**DESCRIPTION OF THE TASK**: Skip the pictures and quote all of the lines exactly.

[Records contained in a dataset]

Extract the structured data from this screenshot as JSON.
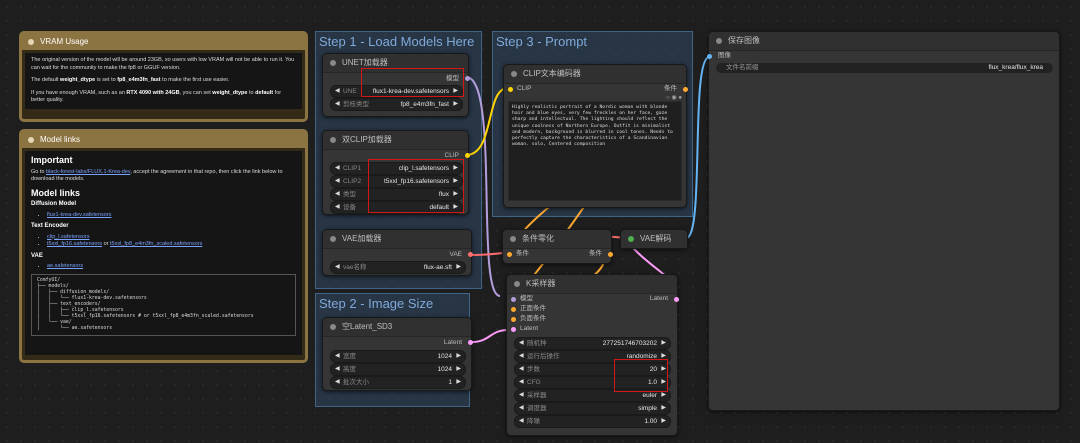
{
  "groups": {
    "step1": "Step 1 - Load Models Here",
    "step2": "Step 2 - Image Size",
    "step3": "Step 3 - Prompt"
  },
  "vram_note": {
    "title": "VRAM Usage",
    "p1": "The original version of the model will be around 23GB, so users with low VRAM will not be able to run it. You can wait for the community to make the fp8 or GGUF version.",
    "p2_pre": "The default ",
    "p2_b1": "weight_dtype",
    "p2_mid": " is set to ",
    "p2_b2": "fp8_e4m3fn_fast",
    "p2_post": " to make the first use easier.",
    "p3_pre": "If you have enough VRAM, such as an ",
    "p3_b1": "RTX 4090 with 24GB",
    "p3_mid": ", you can set ",
    "p3_b2": "weight_dtype",
    "p3_mid2": " to ",
    "p3_b3": "default",
    "p3_post": " for better quality."
  },
  "links_note": {
    "title": "Model links",
    "important_heading": "Important",
    "go_to": "Go to ",
    "repo_link": "black-forest-labs/FLUX.1-Krea-dev",
    "go_to_post": ", accept the agreement in that repo, then click the link below to download the models.",
    "model_links_heading": "Model links",
    "diffusion_heading": "Diffusion Model",
    "diffusion_file": "flux1-krea-dev.safetensors",
    "text_encoder_heading": "Text Encoder",
    "te_file1": "clip_l.safetensors",
    "te_file2": "t5xxl_fp16.safetensors",
    "te_or": " or ",
    "te_file3": "t5xxl_fp8_e4m3fn_scaled.safetensors",
    "vae_heading": "VAE",
    "vae_file": "ae.safetensors",
    "tree": "ComfyUI/\n├── models/\n│   ├── diffusion_models/\n│   │   └── flux1-krea-dev.safetensors\n│   ├── text_encoders/\n│   │   ├── clip_l.safetensors\n│   │   └── t5xxl_fp16.safetensors # or t5xxl_fp8_e4m3fn_scaled.safetensors\n│   └── vae/\n│       └── ae.safetensors"
  },
  "unet": {
    "title": "UNET加载器",
    "output": "模型",
    "unet_label": "UNE",
    "unet_value": "flux1-krea-dev.safetensors",
    "dtype_label": "剪枝类型",
    "dtype_value": "fp8_e4m3fn_fast"
  },
  "dualclip": {
    "title": "双CLIP加载器",
    "output": "CLIP",
    "clip1_label": "CLIP1",
    "clip1_value": "clip_l.safetensors",
    "clip2_label": "CLIP2",
    "clip2_value": "t5xxl_fp16.safetensors",
    "type_label": "类型",
    "type_value": "flux",
    "device_label": "设备",
    "device_value": "default"
  },
  "vaeloader": {
    "title": "VAE加载器",
    "output": "VAE",
    "name_label": "vae名称",
    "name_value": "flux-ae.sft"
  },
  "latent": {
    "title": "空Latent_SD3",
    "output": "Latent",
    "width_label": "宽度",
    "width_value": "1024",
    "height_label": "高度",
    "height_value": "1024",
    "batch_label": "批次大小",
    "batch_value": "1"
  },
  "clipencode": {
    "title": "CLIP文本编码器",
    "input": "CLIP",
    "output": "条件",
    "text": "Highly realistic portrait of a Nordic woman with blonde hair and blue eyes, very few freckles on her face, gaze sharp and intellectual. The lighting should reflect the unique coolness of Northern Europe. Outfit is minimalist and modern, background is blurred in cool tones. Needs to perfectly capture the characteristics of a Scandinavian woman. solo, Centered composition"
  },
  "condzero": {
    "title": "条件零化",
    "input": "条件",
    "output": "条件"
  },
  "vaedecode": {
    "title": "VAE解码"
  },
  "ksampler": {
    "title": "K采样器",
    "in_model": "模型",
    "in_pos": "正面条件",
    "in_neg": "负面条件",
    "in_latent": "Latent",
    "output": "Latent",
    "seed_label": "随机种",
    "seed_value": "277251746703202",
    "control_label": "运行后操作",
    "control_value": "randomize",
    "steps_label": "步数",
    "steps_value": "20",
    "cfg_label": "CFG",
    "cfg_value": "1.0",
    "sampler_label": "采样器",
    "sampler_value": "euler",
    "scheduler_label": "调度器",
    "scheduler_value": "simple",
    "denoise_label": "降噪",
    "denoise_value": "1.00"
  },
  "saveimage": {
    "title": "保存图像",
    "input": "图像",
    "prefix_label": "文件名前缀",
    "prefix_value": "flux_krea/flux_krea"
  },
  "colors": {
    "model": "#b39ddb",
    "clip": "#ffd500",
    "vae": "#ff6e6e",
    "latent": "#ff9cf9",
    "conditioning": "#ffa931",
    "image": "#64b5f6"
  }
}
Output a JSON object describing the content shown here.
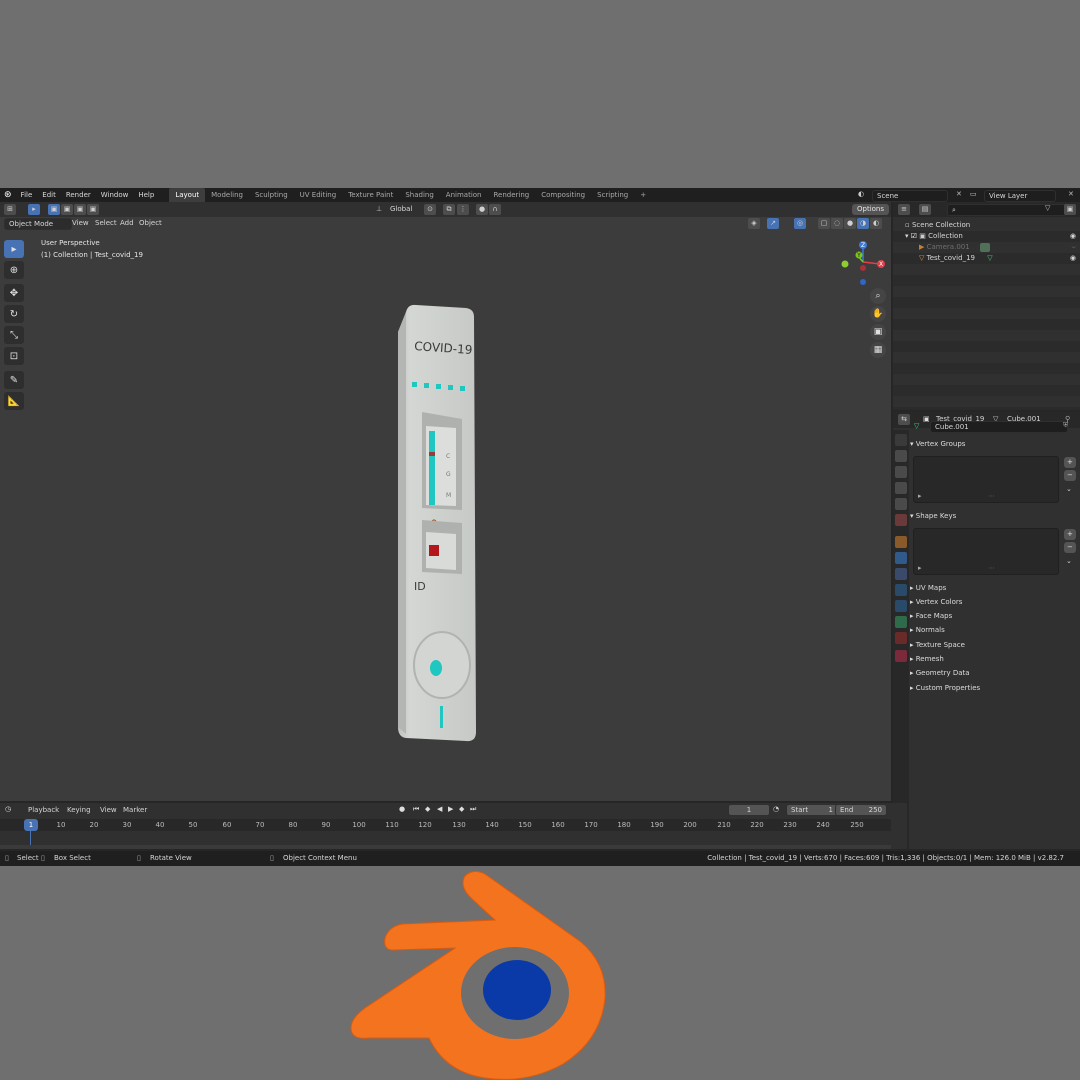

**RESPONSE TO THIS EXERCISE**:
Extract the structured data from this screenshot as JSON.
{
  "groups": {
    "step1": "Step 1 - Load Models Here",
    "step2": "Step 2 - Image Size",
    "step3": "Step 3 - Prompt"
  },
  "vram_note": {
    "title": "VRAM Usage",
    "p1": "The original version of the model will be around 23GB, so users with low VRAM will not be able to run it. You can wait for the community to make the fp8 or GGUF version.",
    "p2_pre": "The default ",
    "p2_b1": "weight_dtype",
    "p2_mid": " is set to ",
    "p2_b2": "fp8_e4m3fn_fast",
    "p2_post": " to make the first use easier.",
    "p3_pre": "If you have enough VRAM, such as an ",
    "p3_b1": "RTX 4090 with 24GB",
    "p3_mid": ", you can set ",
    "p3_b2": "weight_dtype",
    "p3_mid2": " to ",
    "p3_b3": "default",
    "p3_post": " for better quality."
  },
  "links_note": {
    "title": "Model links",
    "important_heading": "Important",
    "go_to": "Go to ",
    "repo_link": "black-forest-labs/FLUX.1-Krea-dev",
    "go_to_post": ", accept the agreement in that repo, then click the link below to download the models.",
    "model_links_heading": "Model links",
    "diffusion_heading": "Diffusion Model",
    "diffusion_file": "flux1-krea-dev.safetensors",
    "text_encoder_heading": "Text Encoder",
    "te_file1": "clip_l.safetensors",
    "te_file2": "t5xxl_fp16.safetensors",
    "te_or": " or ",
    "te_file3": "t5xxl_fp8_e4m3fn_scaled.safetensors",
    "vae_heading": "VAE",
    "vae_file": "ae.safetensors",
    "tree": "ComfyUI/\n├── models/\n│   ├── diffusion_models/\n│   │   └── flux1-krea-dev.safetensors\n│   ├── text_encoders/\n│   │   ├── clip_l.safetensors\n│   │   └── t5xxl_fp16.safetensors # or t5xxl_fp8_e4m3fn_scaled.safetensors\n│   └── vae/\n│       └── ae.safetensors"
  },
  "unet": {
    "title": "UNET加载器",
    "output": "模型",
    "unet_label": "UNE",
    "unet_value": "flux1-krea-dev.safetensors",
    "dtype_label": "剪枝类型",
    "dtype_value": "fp8_e4m3fn_fast"
  },
  "dualclip": {
    "title": "双CLIP加载器",
    "output": "CLIP",
    "clip1_label": "CLIP1",
    "clip1_value": "clip_l.safetensors",
    "clip2_label": "CLIP2",
    "clip2_value": "t5xxl_fp16.safetensors",
    "type_label": "类型",
    "type_value": "flux",
    "device_label": "设备",
    "device_value": "default"
  },
  "vaeloader": {
    "title": "VAE加载器",
    "output": "VAE",
    "name_label": "vae名称",
    "name_value": "flux-ae.sft"
  },
  "latent": {
    "title": "空Latent_SD3",
    "output": "Latent",
    "width_label": "宽度",
    "width_value": "1024",
    "height_label": "高度",
    "height_value": "1024",
    "batch_label": "批次大小",
    "batch_value": "1"
  },
  "clipencode": {
    "title": "CLIP文本编码器",
    "input": "CLIP",
    "output": "条件",
    "text": "Highly realistic portrait of a Nordic woman with blonde hair and blue eyes, very few freckles on her face, gaze sharp and intellectual. The lighting should reflect the unique coolness of Northern Europe. Outfit is minimalist and modern, background is blurred in cool tones. Needs to perfectly capture the characteristics of a Scandinavian woman. solo, Centered composition"
  },
  "condzero": {
    "title": "条件零化",
    "input": "条件",
    "output": "条件"
  },
  "vaedecode": {
    "title": "VAE解码"
  },
  "ksampler": {
    "title": "K采样器",
    "in_model": "模型",
    "in_pos": "正面条件",
    "in_neg": "负面条件",
    "in_latent": "Latent",
    "output": "Latent",
    "seed_label": "随机种",
    "seed_value": "277251746703202",
    "control_label": "运行后操作",
    "control_value": "randomize",
    "steps_label": "步数",
    "steps_value": "20",
    "cfg_label": "CFG",
    "cfg_value": "1.0",
    "sampler_label": "采样器",
    "sampler_value": "euler",
    "scheduler_label": "调度器",
    "scheduler_value": "simple",
    "denoise_label": "降噪",
    "denoise_value": "1.00"
  },
  "saveimage": {
    "title": "保存图像",
    "input": "图像",
    "prefix_label": "文件名前缀",
    "prefix_value": "flux_krea/flux_krea"
  },
  "colors": {
    "model": "#b39ddb",
    "clip": "#ffd500",
    "vae": "#ff6e6e",
    "latent": "#ff9cf9",
    "conditioning": "#ffa931",
    "image": "#64b5f6"
  }
}
Output a JSON object describing the content shown here.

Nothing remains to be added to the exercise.